Entries with figure data:

________

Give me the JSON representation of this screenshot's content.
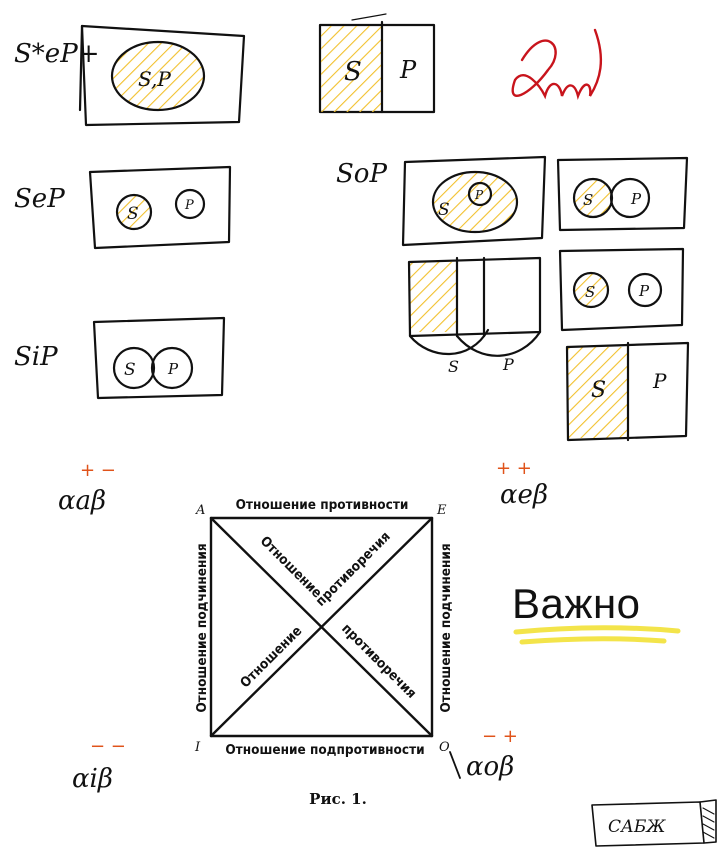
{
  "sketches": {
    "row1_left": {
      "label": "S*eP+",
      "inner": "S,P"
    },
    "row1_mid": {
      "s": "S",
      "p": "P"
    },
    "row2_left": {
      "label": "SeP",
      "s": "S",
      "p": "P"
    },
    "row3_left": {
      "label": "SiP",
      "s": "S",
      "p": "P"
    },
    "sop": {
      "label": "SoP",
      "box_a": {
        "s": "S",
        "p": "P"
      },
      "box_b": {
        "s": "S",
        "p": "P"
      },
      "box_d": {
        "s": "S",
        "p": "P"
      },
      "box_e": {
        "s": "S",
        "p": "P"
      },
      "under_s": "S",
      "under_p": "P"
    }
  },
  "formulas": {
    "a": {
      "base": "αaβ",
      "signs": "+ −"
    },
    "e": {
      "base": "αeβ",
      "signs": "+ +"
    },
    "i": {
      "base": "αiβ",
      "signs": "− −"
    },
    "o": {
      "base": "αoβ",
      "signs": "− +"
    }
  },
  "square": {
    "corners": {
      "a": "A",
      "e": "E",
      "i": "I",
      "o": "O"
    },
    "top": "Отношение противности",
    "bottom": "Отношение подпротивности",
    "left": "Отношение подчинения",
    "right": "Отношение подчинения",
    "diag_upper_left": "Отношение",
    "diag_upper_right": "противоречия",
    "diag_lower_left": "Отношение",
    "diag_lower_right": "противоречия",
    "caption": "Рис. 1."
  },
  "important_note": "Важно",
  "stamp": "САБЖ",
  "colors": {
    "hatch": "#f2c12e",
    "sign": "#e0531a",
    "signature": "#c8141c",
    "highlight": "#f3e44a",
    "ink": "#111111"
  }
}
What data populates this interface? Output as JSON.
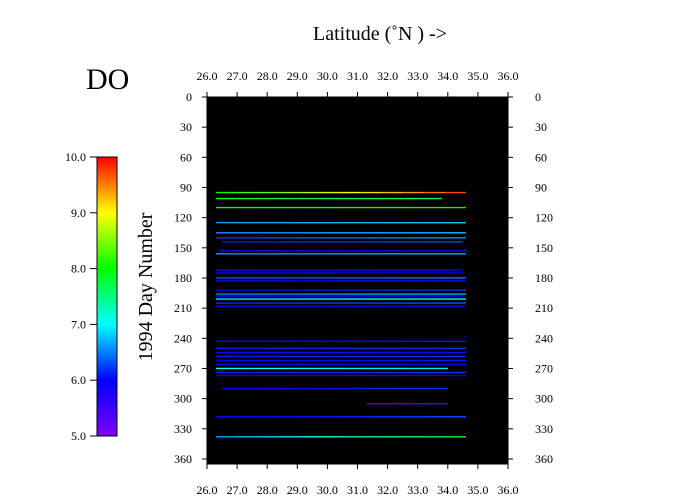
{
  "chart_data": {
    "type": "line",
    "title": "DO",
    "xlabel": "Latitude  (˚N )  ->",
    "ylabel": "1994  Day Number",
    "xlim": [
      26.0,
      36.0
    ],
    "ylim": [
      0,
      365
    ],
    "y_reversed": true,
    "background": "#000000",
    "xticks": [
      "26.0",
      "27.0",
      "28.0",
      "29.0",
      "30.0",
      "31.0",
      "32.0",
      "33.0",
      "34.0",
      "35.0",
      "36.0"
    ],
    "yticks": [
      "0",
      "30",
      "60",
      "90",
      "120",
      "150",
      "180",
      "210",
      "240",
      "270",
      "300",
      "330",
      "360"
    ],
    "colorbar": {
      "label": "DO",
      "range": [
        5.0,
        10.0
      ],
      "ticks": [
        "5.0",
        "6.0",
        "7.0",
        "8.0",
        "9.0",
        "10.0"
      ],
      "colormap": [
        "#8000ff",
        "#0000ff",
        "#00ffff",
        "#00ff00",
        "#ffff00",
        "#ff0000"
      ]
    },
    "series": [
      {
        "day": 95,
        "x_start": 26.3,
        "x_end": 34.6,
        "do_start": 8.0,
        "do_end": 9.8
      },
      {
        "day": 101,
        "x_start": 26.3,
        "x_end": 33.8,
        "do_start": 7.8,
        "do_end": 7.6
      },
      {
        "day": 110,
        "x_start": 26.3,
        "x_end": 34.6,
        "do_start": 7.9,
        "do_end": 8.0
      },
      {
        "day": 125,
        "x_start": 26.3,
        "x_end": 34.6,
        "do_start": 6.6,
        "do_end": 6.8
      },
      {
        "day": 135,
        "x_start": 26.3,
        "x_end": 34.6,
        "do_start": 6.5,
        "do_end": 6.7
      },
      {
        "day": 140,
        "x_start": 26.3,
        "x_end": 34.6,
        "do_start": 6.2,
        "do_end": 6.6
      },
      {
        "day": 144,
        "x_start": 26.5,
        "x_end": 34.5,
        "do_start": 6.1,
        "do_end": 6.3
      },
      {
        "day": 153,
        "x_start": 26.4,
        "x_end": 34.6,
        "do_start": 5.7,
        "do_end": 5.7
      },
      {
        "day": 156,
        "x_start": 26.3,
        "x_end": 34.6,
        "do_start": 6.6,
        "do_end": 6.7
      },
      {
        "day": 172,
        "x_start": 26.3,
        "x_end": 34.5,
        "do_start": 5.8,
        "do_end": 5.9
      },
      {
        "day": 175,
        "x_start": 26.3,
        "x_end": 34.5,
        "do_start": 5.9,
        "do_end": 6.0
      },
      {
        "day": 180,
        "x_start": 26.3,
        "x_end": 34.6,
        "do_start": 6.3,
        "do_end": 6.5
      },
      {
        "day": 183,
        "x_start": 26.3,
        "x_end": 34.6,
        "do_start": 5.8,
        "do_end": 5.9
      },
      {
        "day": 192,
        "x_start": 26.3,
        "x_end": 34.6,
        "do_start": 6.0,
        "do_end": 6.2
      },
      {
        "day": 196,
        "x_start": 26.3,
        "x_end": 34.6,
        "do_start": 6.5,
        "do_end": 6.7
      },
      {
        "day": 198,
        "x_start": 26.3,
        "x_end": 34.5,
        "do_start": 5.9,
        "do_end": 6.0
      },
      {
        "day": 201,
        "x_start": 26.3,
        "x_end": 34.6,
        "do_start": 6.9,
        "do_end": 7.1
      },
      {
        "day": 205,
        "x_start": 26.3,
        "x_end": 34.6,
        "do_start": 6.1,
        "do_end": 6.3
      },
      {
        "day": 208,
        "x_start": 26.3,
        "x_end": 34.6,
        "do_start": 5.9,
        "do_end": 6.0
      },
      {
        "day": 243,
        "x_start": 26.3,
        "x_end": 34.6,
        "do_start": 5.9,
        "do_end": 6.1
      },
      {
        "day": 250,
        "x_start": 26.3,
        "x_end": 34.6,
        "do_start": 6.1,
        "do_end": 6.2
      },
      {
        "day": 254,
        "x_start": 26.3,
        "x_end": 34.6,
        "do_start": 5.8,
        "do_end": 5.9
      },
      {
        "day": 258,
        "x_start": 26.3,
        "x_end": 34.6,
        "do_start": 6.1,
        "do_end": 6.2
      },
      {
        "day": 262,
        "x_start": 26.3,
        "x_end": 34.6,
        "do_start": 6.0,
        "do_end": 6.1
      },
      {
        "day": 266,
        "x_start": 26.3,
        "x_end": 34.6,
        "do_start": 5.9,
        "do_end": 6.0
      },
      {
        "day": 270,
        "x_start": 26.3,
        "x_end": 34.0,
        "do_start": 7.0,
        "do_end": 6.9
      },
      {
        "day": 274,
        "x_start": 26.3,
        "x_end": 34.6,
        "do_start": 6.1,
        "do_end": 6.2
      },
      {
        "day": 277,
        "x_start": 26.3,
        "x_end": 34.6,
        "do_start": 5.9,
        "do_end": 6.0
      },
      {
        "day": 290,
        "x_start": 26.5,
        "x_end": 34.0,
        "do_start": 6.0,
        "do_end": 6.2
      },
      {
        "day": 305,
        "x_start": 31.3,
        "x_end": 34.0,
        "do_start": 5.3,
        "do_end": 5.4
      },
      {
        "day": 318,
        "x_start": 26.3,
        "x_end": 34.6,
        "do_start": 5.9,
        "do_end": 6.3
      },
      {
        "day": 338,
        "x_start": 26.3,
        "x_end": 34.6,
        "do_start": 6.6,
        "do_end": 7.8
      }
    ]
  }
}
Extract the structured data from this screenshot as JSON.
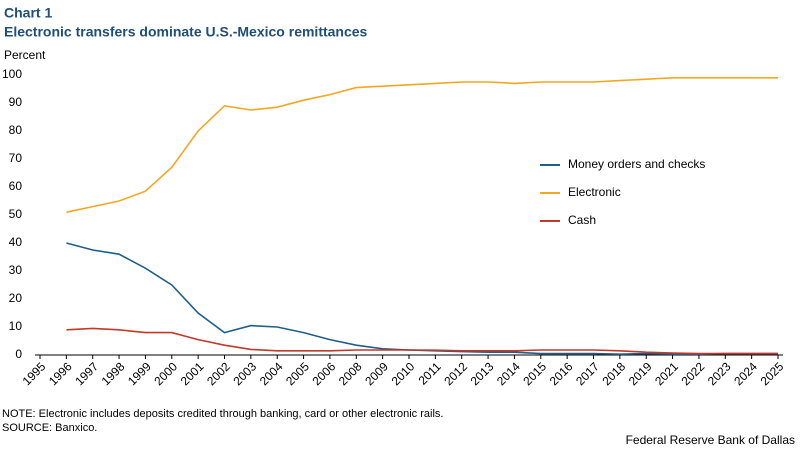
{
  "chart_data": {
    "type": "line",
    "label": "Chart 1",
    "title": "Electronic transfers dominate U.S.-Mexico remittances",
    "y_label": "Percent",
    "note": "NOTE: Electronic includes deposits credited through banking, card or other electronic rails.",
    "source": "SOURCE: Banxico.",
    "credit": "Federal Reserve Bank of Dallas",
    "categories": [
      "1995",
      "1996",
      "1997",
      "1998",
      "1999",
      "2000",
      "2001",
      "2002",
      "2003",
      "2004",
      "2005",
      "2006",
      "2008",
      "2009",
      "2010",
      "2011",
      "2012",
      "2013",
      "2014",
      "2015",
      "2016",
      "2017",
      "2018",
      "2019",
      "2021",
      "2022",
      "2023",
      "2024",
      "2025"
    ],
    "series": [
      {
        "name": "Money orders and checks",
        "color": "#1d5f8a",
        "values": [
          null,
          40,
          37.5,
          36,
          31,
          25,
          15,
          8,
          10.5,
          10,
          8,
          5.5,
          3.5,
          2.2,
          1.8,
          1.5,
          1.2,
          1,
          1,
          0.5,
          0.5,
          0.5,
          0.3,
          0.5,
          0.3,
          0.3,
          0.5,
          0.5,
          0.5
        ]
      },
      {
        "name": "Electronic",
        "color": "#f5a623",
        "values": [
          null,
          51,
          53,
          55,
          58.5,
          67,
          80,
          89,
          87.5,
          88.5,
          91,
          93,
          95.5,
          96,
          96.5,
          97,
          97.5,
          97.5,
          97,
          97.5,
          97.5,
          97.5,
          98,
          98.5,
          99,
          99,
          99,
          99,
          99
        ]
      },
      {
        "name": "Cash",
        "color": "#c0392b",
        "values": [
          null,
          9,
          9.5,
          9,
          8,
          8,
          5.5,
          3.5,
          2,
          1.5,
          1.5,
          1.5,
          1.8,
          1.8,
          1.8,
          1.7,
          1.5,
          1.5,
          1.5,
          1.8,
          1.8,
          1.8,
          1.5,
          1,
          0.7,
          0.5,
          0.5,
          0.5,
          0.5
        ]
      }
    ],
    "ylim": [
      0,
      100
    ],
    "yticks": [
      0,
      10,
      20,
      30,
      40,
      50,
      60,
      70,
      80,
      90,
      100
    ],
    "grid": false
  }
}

________

§ **Task directions**: Your answer should be a single number: the count of lines that contain "Отношение".

§ **Exercise result**: 6